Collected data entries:

++++

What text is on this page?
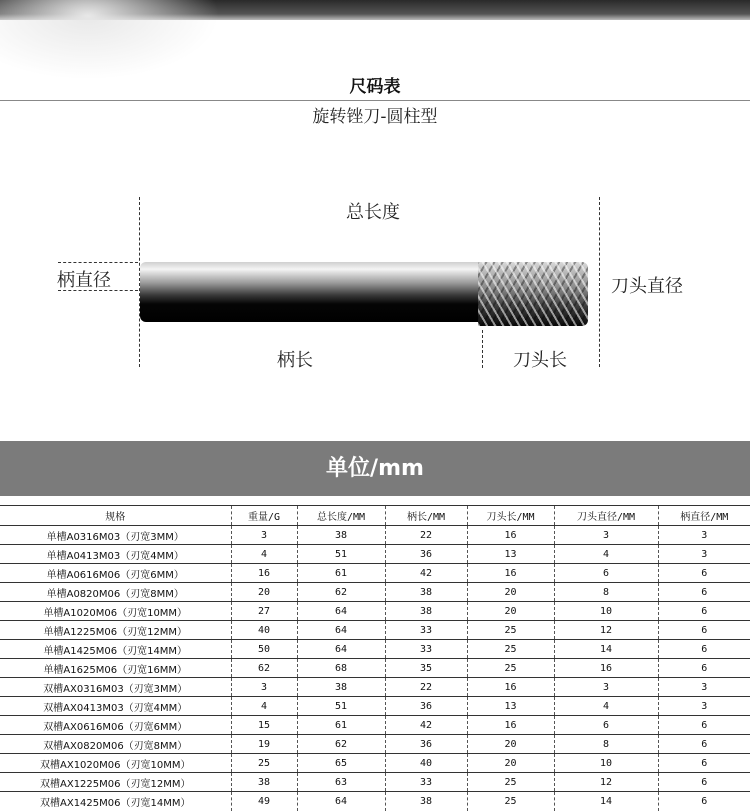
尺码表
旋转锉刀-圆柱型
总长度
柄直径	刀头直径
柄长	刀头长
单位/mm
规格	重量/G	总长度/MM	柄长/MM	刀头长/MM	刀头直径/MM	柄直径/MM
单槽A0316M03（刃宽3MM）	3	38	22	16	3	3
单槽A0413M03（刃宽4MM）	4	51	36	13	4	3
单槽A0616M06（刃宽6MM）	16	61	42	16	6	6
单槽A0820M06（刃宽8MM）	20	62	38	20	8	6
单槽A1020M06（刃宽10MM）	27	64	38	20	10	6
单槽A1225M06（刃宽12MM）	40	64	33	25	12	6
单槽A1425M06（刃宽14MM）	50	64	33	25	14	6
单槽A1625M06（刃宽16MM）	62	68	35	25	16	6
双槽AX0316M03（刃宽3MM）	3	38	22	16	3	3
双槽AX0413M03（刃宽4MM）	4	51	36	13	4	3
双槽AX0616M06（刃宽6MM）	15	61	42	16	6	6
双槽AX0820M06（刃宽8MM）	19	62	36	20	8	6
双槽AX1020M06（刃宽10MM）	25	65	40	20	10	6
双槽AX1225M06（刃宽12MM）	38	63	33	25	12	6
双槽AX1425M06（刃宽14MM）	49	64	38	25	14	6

++++

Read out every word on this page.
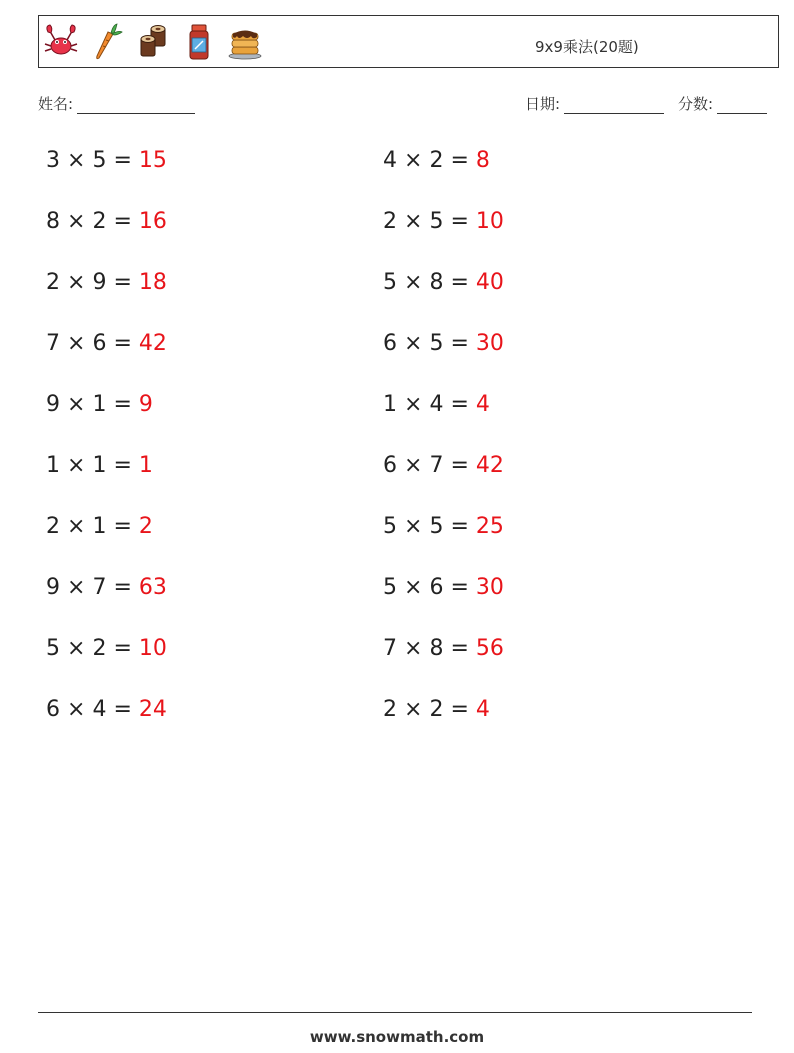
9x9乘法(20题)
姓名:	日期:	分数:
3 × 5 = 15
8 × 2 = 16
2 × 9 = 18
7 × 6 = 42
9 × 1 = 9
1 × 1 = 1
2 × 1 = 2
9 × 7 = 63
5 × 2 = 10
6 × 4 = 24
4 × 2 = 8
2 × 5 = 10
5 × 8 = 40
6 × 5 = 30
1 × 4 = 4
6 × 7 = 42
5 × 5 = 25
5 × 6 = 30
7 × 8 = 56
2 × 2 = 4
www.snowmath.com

++++

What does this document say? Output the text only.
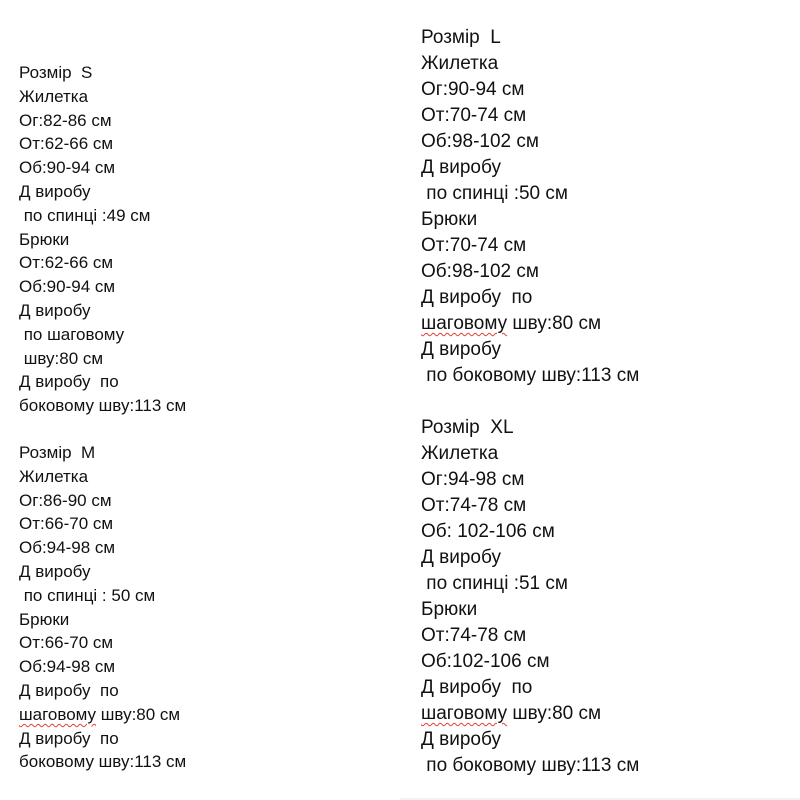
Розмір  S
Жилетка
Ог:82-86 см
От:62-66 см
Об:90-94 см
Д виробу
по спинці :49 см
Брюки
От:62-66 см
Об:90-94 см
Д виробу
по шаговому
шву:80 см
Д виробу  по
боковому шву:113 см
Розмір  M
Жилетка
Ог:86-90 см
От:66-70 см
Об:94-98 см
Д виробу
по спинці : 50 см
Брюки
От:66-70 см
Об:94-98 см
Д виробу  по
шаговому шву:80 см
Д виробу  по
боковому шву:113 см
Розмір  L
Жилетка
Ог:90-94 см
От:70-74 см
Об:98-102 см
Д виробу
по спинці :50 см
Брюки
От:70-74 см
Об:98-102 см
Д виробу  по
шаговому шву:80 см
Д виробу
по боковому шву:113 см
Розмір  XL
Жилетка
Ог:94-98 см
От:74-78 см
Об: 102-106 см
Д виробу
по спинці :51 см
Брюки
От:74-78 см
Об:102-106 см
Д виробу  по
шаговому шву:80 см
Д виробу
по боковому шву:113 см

++++

**Task:** Look through the data and gather every line with the string "спинці" in it.

**Exercise output:**
по спинці :49 см
по спинці : 50 см
по спинці :50 см
по спинці :51 см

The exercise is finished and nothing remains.